**Exercise passage:**
▬▬▬▬▬▬

Number I's Leadership Institute
The Number I's Leadership Institute (Number 1 is the title of the chapter president) is an intensive informational and educational retreat for chapter presidents. The retreat is held at a Baptist conference center.

Kappa Alpha Order Educational Foundation (KAOEF)
Established in 1982, the Kappa Alpha Order Educational Foundation (KAOEF) is a 501(c)(3) charitable organization. The Foundation provides grants for educational programs of the fraternity, such as the National Leadership Institute and Province Councils, and provides scholarships to graduate and undergraduate students. KAOEF funds these programs with donations contributed by KA alumni.

Journal
The Kappa Alpha Journal (or KA Journal) is the fraternity's magazine. It has been published since 1879. Members of the Kappa Alpha Order are entitled to a free subscription to The KA Journal if initiated within the last ten years, or are a member of The Loyal Order. Members initiated between 1936 and 1951 are given a lifetime subscription to the publication.

Loyal Order
The Loyal Order is an alumni program for the Kappa Alpha Order. The national office uses the money from Loyal Order memberships to help defray the cost of distributing the KA Journal, as well as other alumni resources.

Military Division
The Military Division of Kappa Alpha Order was established in 2009. Membership is open to Kappa Alphas who are currently serving, honorably discharged, or retired from the United States Armed Forces. The Recognition Pin of the Military Order features the Maltese Cross, utilizing KA's colors crimson and old gold, and has 8 points in the cross, which symbolize the chivalric virtues of loyalty, piety, frankness, bravery, glory and honor, contempt of death, helpfulness towards the poor and sick, and respect for the church.

Symbolism
The colors of The Order are traditionally Crimson and Old Gold. The colors represent the blood sacrificed (crimson red) and the money spent (old gold) in defense of the country. The flowers of the Order are the crimson rose and the magnolia blossom. The crimson rose represents masculine might and the white magnolia blossom represents purity.

The flowers of the order and a ribbon featuring the order's motto adorn the bottom of the crest. The crest itself is representative of several things; the hand holding the axe represents the continuing power of the Knight Commander and of the order. The Helmet was, at one time, a symbol used by the Knight Commander of the Order. The badge is featured at the center of the crest, and the lions on either side represent different things each. The lion on the left, looking away, symbolizes "rampant", meaning magnanimous. The lion on the right, looking towards you, symbolizes "regardent", which means cautious or circumspect.

Motto
The Kappa Alpha Order motto is "Dieu et les Dames" (God and the Ladies) and is written on the ceiling of the Mississippi State Capitol.
Kappa Alpha Order also utilizes the motto tagline "A Moral Compass for the Modern Gentlemen."

Membership manual
Kappa Alpha Order's membership manual is called The Varlet. It includes KA's laws, history, structure, etc. Each member receives one in cardinal red and it is available to read online for non-members.

Chapters

Notable members

Accusations of racism
Kappa Alpha Order and Kuklos Adelphon having the same initials "KA" is a  coincidence, as originally Kappa Alpha Order went by the name Phi Kappa Chi, which would have given them the initials , as stated earlier.

▬▬▬▬▬▬

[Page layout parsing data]
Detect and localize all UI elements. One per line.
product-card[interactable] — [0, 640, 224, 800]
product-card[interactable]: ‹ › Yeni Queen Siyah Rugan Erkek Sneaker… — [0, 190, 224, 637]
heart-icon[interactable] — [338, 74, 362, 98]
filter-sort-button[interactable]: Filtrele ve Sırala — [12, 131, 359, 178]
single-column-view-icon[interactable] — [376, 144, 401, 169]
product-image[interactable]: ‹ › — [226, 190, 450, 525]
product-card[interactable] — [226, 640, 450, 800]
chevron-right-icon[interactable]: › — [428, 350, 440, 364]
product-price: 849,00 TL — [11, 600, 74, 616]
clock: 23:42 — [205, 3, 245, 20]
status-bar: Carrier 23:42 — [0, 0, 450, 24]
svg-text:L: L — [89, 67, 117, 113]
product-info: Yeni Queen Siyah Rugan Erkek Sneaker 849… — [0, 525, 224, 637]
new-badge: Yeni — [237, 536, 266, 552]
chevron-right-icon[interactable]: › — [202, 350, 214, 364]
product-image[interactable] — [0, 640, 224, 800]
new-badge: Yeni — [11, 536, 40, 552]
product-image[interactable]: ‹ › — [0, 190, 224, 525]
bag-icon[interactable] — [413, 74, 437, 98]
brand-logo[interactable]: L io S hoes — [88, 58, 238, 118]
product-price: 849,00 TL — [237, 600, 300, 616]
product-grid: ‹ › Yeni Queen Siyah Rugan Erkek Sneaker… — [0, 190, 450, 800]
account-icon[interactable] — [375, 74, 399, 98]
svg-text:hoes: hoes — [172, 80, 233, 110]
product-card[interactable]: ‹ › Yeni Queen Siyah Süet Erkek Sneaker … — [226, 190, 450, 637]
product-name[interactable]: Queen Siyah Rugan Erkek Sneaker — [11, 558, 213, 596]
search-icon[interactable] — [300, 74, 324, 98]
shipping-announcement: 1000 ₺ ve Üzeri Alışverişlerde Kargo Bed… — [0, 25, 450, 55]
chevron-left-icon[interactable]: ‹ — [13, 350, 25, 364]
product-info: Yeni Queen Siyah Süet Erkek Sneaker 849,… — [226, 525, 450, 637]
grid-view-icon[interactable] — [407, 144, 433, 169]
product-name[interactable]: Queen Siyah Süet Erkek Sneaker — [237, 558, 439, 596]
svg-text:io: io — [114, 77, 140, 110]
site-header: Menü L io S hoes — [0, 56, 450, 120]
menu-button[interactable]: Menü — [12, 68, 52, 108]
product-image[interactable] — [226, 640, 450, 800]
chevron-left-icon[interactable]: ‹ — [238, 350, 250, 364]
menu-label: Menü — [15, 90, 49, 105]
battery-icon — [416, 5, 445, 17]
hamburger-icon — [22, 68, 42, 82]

▬▬▬▬▬▬

**Work instruction 1:**
Answer these questions using the Kappa Alpha Order text:
(a) In what year was the Kappa Alpha Order Educational Foundation established?
(b) Since what year has the Kappa Alpha Journal been published?
(c) What does the crimson rose represent?
**Work instruction 2:** Write a continuation of the Kappa Alpha Order text, picking up after its final sentence.

**Task output 1:**
(a) 1982
(b) 1879
(c) Masculine might

**Task output 2:**
According to the fraternity, "The popular old antebellum society, Kuklos Adelphon, founded at the University of North Carolina in 1812, had all but perished during the recent war, but its reputation was well known in the South. Kuklos Adelphon was more than a mere college fraternity. Its “Circles” met in communities long after its members left college campuses. Wood was aware of this and the concept of a lifelong “Circle of Brothers” had great appeal to him."

Historian Taulby Edmondson, who has studied KA's archives, has highlighted that KA's official journal often spoke in the early twentieth century about what it believed was KA's relationship to the Ku Klux Klan Upon the release of the film The Birth of a Nation in 1915, a major motion picture based on the novel The Clansman by KA alumnus Thomas Dixon, Jr., two KA brothers reviewed the film in The Kappa Alpha Journal and said that "The Kuklux Klan came and grew and served its purpose . . . [KA] came and grew and it embraced all the Southland . . . and still serves and cherishes those same ideals which the clan came forward to preserve. . . . The actions and the membership of the Klan are shrouded in mystery. . . . But its members wore upon their breast the circled cross of the Kappa Alpha Order." The review continued that "the Klan served, by militant, warlike means, those same ideals which our Order was organized to cherish.” Five years later, the KA Journal's editor proclaimed in a book he authored about KA's "Practical Founder," Samuel Zenas Ammen, that “The Ku Klux Klan was of contemporaneous origins and had an identity of purpose with Kappa Alpha."

Some KA groups referred to themselves as being members of a "Klan." Some members referred to themselves as being members of a "Klan." In 1917, some KA alumni wrote in The Kappa Alpha Journal that they had formed an "informal Klan" in Detroit, Michigan, and, in 1913, the KA chapter at the College of William and Mary called itself "the KA Klan living on the peninsula between the York and the James." Additionally, in 1920, the Beta Eta chapter of Oklahoma University bragged in the KA Journal about its Ku Klux Klan-themed dance, which it called "the talk of the University" and said "was the best [dance] ever given." The KA Journal wrote about the dance that "The girls were dressed in the days of 1865, and the members wore the white robe and hood of the Ku Klux, with a crimson cross on a golden background [KA's symbol], worn over the heart."

The 1957 edition of the University of Alabama's yearbook, The Corolla, also features an image of KAs parading in Confederate uniforms under the words "The Klan in their afternoon formals."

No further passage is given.